### EXERCISE DIRECTIONS
Emit the entire listing verbatim.

⁂

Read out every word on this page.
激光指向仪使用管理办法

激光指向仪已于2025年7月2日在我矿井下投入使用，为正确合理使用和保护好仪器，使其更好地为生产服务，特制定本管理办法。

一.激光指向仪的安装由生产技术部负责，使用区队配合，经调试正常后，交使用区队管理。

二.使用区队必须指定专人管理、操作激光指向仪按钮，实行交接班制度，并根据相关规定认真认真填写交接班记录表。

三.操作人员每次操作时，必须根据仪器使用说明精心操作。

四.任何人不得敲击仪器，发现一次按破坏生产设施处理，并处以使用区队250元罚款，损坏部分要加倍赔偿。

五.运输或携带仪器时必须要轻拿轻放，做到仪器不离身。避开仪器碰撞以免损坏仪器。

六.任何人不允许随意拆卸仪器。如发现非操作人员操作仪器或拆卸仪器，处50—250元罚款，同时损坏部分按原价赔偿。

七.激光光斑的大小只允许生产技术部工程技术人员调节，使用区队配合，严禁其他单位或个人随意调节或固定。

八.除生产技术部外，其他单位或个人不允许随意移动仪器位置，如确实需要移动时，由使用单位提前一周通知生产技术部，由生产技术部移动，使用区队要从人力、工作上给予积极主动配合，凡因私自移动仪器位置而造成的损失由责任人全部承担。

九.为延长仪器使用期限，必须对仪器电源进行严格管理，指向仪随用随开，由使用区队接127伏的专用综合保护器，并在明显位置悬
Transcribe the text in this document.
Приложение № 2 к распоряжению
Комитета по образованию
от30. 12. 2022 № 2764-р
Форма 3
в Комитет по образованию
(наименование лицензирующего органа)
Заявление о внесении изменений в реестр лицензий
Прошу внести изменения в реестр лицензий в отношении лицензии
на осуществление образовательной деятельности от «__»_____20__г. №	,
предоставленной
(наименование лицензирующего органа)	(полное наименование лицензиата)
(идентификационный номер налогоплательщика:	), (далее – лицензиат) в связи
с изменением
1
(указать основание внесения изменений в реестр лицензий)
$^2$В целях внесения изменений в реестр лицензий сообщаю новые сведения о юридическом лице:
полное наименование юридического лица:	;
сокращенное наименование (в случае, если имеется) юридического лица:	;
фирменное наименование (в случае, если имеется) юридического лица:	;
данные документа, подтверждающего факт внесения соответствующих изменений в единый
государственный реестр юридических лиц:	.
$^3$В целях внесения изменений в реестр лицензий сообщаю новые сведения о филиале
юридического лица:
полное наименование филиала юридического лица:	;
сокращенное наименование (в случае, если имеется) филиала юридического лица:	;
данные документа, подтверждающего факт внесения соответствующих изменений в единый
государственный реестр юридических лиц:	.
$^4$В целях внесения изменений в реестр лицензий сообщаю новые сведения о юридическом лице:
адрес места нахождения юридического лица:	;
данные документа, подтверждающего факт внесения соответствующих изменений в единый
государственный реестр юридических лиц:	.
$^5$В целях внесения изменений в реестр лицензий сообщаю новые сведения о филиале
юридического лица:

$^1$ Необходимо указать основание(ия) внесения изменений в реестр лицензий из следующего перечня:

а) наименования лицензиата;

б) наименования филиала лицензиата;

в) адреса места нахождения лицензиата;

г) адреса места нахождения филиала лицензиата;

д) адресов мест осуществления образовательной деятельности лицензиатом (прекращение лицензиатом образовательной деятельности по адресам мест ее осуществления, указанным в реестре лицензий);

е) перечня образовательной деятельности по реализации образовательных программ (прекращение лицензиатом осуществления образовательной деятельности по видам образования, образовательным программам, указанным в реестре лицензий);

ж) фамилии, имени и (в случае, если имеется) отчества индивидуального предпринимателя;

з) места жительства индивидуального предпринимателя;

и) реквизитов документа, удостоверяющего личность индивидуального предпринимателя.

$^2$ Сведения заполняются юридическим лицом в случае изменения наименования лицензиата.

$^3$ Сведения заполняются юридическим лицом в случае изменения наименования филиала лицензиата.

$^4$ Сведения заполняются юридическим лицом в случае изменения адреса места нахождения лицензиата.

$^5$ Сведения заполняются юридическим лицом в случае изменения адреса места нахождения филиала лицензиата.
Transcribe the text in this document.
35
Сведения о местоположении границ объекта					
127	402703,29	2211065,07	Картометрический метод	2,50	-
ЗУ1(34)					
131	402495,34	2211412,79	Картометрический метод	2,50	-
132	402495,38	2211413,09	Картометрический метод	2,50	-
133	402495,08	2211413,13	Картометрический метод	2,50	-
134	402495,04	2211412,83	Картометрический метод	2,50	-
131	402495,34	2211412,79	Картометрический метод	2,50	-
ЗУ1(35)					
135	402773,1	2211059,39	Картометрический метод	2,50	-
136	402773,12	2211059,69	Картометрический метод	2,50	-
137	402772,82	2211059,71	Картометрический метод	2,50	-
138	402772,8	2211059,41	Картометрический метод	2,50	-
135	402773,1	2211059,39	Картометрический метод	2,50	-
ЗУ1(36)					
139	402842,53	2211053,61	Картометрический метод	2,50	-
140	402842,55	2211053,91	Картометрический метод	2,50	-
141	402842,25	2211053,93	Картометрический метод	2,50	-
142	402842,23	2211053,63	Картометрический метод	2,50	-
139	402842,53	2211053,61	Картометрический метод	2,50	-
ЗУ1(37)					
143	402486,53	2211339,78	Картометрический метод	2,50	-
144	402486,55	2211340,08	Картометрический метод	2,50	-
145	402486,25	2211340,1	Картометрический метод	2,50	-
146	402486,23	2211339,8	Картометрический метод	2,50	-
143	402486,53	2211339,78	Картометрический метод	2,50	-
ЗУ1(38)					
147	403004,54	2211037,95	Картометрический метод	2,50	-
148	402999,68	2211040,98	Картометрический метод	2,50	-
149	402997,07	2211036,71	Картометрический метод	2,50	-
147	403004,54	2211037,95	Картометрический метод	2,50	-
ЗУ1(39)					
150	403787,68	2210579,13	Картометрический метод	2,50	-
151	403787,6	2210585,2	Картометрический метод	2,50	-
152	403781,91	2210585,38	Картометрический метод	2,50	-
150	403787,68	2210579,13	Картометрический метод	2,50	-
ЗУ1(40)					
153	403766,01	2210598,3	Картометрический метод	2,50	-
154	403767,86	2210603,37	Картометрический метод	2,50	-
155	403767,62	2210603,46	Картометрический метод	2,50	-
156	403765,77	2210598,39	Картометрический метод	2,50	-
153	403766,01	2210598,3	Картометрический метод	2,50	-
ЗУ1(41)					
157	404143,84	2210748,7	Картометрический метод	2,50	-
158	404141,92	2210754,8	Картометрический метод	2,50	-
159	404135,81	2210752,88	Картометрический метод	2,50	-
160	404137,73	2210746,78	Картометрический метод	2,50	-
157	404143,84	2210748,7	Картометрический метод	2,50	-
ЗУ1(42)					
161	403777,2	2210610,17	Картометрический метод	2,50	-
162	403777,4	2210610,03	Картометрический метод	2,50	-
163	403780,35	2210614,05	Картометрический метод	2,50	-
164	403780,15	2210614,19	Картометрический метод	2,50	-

⁂

### RESULT FOR THIS EXERCISE
Read out every word on this page.
激光指向仪使用管理办法

激光指向仪已于2025年7月2日在我矿井下投入使用，为正确合理使用和保护好仪器，使其更好地为生产服务，特制定本管理办法。

一.激光指向仪的安装由生产技术部负责，使用区队配合，经调试正常后，交使用区队管理。

二.使用区队必须指定专人管理、操作激光指向仪按钮，实行交接班制度，并根据相关规定认真认真填写交接班记录表。

三.操作人员每次操作时，必须根据仪器使用说明精心操作。

四.任何人不得敲击仪器，发现一次按破坏生产设施处理，并处以使用区队250元罚款，损坏部分要加倍赔偿。

五.运输或携带仪器时必须要轻拿轻放，做到仪器不离身。避开仪器碰撞以免损坏仪器。

六.任何人不允许随意拆卸仪器。如发现非操作人员操作仪器或拆卸仪器，处50—250元罚款，同时损坏部分按原价赔偿。

七.激光光斑的大小只允许生产技术部工程技术人员调节，使用区队配合，严禁其他单位或个人随意调节或固定。

八.除生产技术部外，其他单位或个人不允许随意移动仪器位置，如确实需要移动时，由使用单位提前一周通知生产技术部，由生产技术部移动，使用区队要从人力、工作上给予积极主动配合，凡因私自移动仪器位置而造成的损失由责任人全部承担。

九.为延长仪器使用期限，必须对仪器电源进行严格管理，指向仪随用随开，由使用区队接127伏的专用综合保护器，并在明显位置悬
Transcribe the text in this document.
Приложение № 2 к распоряжению
Комитета по образованию
от30. 12. 2022 № 2764-р
Форма 3
в Комитет по образованию
(наименование лицензирующего органа)
Заявление о внесении изменений в реестр лицензий
Прошу внести изменения в реестр лицензий в отношении лицензии
на осуществление образовательной деятельности от «__»_____20__г. №	,
предоставленной
(наименование лицензирующего органа)	(полное наименование лицензиата)
(идентификационный номер налогоплательщика:	), (далее – лицензиат) в связи
с изменением
1
(указать основание внесения изменений в реестр лицензий)
$^2$В целях внесения изменений в реестр лицензий сообщаю новые сведения о юридическом лице:
полное наименование юридического лица:	;
сокращенное наименование (в случае, если имеется) юридического лица:	;
фирменное наименование (в случае, если имеется) юридического лица:	;
данные документа, подтверждающего факт внесения соответствующих изменений в единый
государственный реестр юридических лиц:	.
$^3$В целях внесения изменений в реестр лицензий сообщаю новые сведения о филиале
юридического лица:
полное наименование филиала юридического лица:	;
сокращенное наименование (в случае, если имеется) филиала юридического лица:	;
данные документа, подтверждающего факт внесения соответствующих изменений в единый
государственный реестр юридических лиц:	.
$^4$В целях внесения изменений в реестр лицензий сообщаю новые сведения о юридическом лице:
адрес места нахождения юридического лица:	;
данные документа, подтверждающего факт внесения соответствующих изменений в единый
государственный реестр юридических лиц:	.
$^5$В целях внесения изменений в реестр лицензий сообщаю новые сведения о филиале
юридического лица:

$^1$ Необходимо указать основание(ия) внесения изменений в реестр лицензий из следующего перечня:

а) наименования лицензиата;

б) наименования филиала лицензиата;

в) адреса места нахождения лицензиата;

г) адреса места нахождения филиала лицензиата;

д) адресов мест осуществления образовательной деятельности лицензиатом (прекращение лицензиатом образовательной деятельности по адресам мест ее осуществления, указанным в реестре лицензий);

е) перечня образовательной деятельности по реализации образовательных программ (прекращение лицензиатом осуществления образовательной деятельности по видам образования, образовательным программам, указанным в реестре лицензий);

ж) фамилии, имени и (в случае, если имеется) отчества индивидуального предпринимателя;

з) места жительства индивидуального предпринимателя;

и) реквизитов документа, удостоверяющего личность индивидуального предпринимателя.

$^2$ Сведения заполняются юридическим лицом в случае изменения наименования лицензиата.

$^3$ Сведения заполняются юридическим лицом в случае изменения наименования филиала лицензиата.

$^4$ Сведения заполняются юридическим лицом в случае изменения адреса места нахождения лицензиата.

$^5$ Сведения заполняются юридическим лицом в случае изменения адреса места нахождения филиала лицензиата.
Transcribe the text in this document.
35
Сведения о местоположении границ объекта					
127	402703,29	2211065,07	Картометрический метод	2,50	-
ЗУ1(34)					
131	402495,34	2211412,79	Картометрический метод	2,50	-
132	402495,38	2211413,09	Картометрический метод	2,50	-
133	402495,08	2211413,13	Картометрический метод	2,50	-
134	402495,04	2211412,83	Картометрический метод	2,50	-
131	402495,34	2211412,79	Картометрический метод	2,50	-
ЗУ1(35)					
135	402773,1	2211059,39	Картометрический метод	2,50	-
136	402773,12	2211059,69	Картометрический метод	2,50	-
137	402772,82	2211059,71	Картометрический метод	2,50	-
138	402772,8	2211059,41	Картометрический метод	2,50	-
135	402773,1	2211059,39	Картометрический метод	2,50	-
ЗУ1(36)					
139	402842,53	2211053,61	Картометрический метод	2,50	-
140	402842,55	2211053,91	Картометрический метод	2,50	-
141	402842,25	2211053,93	Картометрический метод	2,50	-
142	402842,23	2211053,63	Картометрический метод	2,50	-
139	402842,53	2211053,61	Картометрический метод	2,50	-
ЗУ1(37)					
143	402486,53	2211339,78	Картометрический метод	2,50	-
144	402486,55	2211340,08	Картометрический метод	2,50	-
145	402486,25	2211340,1	Картометрический метод	2,50	-
146	402486,23	2211339,8	Картометрический метод	2,50	-
143	402486,53	2211339,78	Картометрический метод	2,50	-
ЗУ1(38)					
147	403004,54	2211037,95	Картометрический метод	2,50	-
148	402999,68	2211040,98	Картометрический метод	2,50	-
149	402997,07	2211036,71	Картометрический метод	2,50	-
147	403004,54	2211037,95	Картометрический метод	2,50	-
ЗУ1(39)					
150	403787,68	2210579,13	Картометрический метод	2,50	-
151	403787,6	2210585,2	Картометрический метод	2,50	-
152	403781,91	2210585,38	Картометрический метод	2,50	-
150	403787,68	2210579,13	Картометрический метод	2,50	-
ЗУ1(40)					
153	403766,01	2210598,3	Картометрический метод	2,50	-
154	403767,86	2210603,37	Картометрический метод	2,50	-
155	403767,62	2210603,46	Картометрический метод	2,50	-
156	403765,77	2210598,39	Картометрический метод	2,50	-
153	403766,01	2210598,3	Картометрический метод	2,50	-
ЗУ1(41)					
157	404143,84	2210748,7	Картометрический метод	2,50	-
158	404141,92	2210754,8	Картометрический метод	2,50	-
159	404135,81	2210752,88	Картометрический метод	2,50	-
160	404137,73	2210746,78	Картометрический метод	2,50	-
157	404143,84	2210748,7	Картометрический метод	2,50	-
ЗУ1(42)					
161	403777,2	2210610,17	Картометрический метод	2,50	-
162	403777,4	2210610,03	Картометрический метод	2,50	-
163	403780,35	2210614,05	Картометрический метод	2,50	-
164	403780,15	2210614,19	Картометрический метод	2,50	-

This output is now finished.